Task directions:
Scan the lines below for the string "important" and copy every one that has it.

↓↓↓

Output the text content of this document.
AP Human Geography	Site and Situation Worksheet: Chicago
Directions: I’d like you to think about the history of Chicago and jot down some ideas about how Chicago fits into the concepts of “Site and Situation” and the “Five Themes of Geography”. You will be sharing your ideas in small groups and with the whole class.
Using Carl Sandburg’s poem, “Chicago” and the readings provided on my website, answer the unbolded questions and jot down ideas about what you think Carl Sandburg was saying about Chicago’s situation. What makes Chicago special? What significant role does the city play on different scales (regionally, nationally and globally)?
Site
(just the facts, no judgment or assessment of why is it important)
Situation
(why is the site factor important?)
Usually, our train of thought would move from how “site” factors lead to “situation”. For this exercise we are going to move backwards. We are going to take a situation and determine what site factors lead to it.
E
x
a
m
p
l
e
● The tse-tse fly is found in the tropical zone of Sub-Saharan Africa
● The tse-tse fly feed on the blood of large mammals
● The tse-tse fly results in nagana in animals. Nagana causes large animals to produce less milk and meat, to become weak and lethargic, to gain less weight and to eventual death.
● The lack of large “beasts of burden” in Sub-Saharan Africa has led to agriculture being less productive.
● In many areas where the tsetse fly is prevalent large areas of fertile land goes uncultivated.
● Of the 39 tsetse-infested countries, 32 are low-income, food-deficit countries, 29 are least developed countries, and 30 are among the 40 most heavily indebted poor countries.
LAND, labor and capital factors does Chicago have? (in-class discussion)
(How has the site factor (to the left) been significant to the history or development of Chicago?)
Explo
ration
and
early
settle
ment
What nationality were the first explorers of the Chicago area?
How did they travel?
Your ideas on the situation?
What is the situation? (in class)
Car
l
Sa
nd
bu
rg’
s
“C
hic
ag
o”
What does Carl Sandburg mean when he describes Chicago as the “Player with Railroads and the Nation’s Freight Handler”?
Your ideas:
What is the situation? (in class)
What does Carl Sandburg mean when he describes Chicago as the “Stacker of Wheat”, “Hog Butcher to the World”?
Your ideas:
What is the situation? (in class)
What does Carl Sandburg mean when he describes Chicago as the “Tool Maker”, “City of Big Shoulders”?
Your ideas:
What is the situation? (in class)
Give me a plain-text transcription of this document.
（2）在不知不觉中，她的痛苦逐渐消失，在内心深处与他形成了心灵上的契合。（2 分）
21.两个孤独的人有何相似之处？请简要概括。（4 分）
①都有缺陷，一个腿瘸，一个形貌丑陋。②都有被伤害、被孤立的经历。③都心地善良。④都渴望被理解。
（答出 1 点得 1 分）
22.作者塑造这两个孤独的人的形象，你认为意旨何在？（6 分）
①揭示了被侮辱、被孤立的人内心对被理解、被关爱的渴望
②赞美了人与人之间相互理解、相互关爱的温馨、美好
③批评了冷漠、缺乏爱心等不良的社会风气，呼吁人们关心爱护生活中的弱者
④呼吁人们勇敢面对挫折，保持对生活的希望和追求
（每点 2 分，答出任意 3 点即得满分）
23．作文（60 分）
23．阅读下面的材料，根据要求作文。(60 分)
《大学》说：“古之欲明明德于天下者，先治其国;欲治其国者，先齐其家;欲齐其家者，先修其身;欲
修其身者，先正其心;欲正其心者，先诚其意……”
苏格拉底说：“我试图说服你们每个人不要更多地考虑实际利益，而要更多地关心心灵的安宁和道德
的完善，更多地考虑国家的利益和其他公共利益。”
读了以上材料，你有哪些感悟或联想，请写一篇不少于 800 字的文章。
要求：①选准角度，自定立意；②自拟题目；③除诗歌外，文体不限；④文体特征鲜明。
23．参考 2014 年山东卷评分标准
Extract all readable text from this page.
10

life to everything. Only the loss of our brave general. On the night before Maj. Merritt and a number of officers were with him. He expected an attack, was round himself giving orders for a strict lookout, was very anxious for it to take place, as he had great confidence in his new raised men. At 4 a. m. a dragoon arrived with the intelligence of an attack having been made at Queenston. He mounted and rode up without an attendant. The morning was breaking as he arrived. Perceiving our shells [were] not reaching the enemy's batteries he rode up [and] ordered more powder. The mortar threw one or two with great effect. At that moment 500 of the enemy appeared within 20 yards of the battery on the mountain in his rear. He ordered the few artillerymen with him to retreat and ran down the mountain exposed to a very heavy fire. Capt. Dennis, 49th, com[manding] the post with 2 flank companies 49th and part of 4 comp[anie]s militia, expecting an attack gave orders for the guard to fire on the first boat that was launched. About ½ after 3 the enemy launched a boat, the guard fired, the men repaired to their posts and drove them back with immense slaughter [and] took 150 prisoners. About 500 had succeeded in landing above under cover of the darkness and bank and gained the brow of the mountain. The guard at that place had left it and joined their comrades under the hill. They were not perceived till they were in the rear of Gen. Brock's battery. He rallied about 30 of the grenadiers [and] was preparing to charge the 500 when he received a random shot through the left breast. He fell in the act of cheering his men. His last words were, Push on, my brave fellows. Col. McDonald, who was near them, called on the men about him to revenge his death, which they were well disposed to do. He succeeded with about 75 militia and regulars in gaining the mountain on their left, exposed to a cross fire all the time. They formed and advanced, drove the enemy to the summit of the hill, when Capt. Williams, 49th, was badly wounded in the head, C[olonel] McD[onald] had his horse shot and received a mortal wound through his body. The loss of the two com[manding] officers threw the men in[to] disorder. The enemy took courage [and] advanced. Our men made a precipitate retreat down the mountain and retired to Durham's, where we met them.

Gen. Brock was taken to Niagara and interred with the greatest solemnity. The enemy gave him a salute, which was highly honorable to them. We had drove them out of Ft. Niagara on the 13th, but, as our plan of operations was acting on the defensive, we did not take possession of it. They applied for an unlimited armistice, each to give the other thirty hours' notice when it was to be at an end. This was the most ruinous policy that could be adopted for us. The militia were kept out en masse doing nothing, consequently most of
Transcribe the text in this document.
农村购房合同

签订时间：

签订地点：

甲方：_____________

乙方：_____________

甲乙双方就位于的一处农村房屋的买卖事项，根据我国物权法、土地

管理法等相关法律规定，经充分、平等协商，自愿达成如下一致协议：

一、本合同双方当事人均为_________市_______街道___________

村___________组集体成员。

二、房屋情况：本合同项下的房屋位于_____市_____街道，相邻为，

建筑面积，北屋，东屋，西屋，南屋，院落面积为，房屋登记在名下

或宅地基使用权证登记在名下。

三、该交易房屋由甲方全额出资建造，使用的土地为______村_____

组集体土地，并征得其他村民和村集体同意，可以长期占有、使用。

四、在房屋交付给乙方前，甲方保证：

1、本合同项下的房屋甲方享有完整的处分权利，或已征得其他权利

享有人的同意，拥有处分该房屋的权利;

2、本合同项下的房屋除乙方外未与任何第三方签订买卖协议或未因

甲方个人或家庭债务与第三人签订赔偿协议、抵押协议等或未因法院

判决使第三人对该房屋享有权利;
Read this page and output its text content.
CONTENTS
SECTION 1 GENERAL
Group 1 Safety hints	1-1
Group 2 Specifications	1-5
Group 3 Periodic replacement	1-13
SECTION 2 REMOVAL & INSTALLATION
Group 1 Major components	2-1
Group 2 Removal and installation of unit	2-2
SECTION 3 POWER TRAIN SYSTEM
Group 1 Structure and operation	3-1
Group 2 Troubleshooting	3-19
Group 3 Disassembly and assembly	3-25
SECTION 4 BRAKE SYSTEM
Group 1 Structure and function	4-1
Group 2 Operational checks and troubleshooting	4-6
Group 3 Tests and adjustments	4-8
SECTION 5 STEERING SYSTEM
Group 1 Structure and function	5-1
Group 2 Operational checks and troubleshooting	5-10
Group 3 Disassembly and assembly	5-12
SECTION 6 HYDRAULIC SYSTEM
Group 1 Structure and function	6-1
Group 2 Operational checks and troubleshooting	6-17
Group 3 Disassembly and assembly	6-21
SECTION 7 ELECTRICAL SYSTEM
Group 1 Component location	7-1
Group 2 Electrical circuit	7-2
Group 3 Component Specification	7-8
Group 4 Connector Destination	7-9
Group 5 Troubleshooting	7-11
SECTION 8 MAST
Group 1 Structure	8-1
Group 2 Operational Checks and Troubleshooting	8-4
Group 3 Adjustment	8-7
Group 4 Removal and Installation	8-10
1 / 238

↑↑↑

Right answer:
(just the facts, no judgment or assessment of why is it important)
(why is the site factor important?)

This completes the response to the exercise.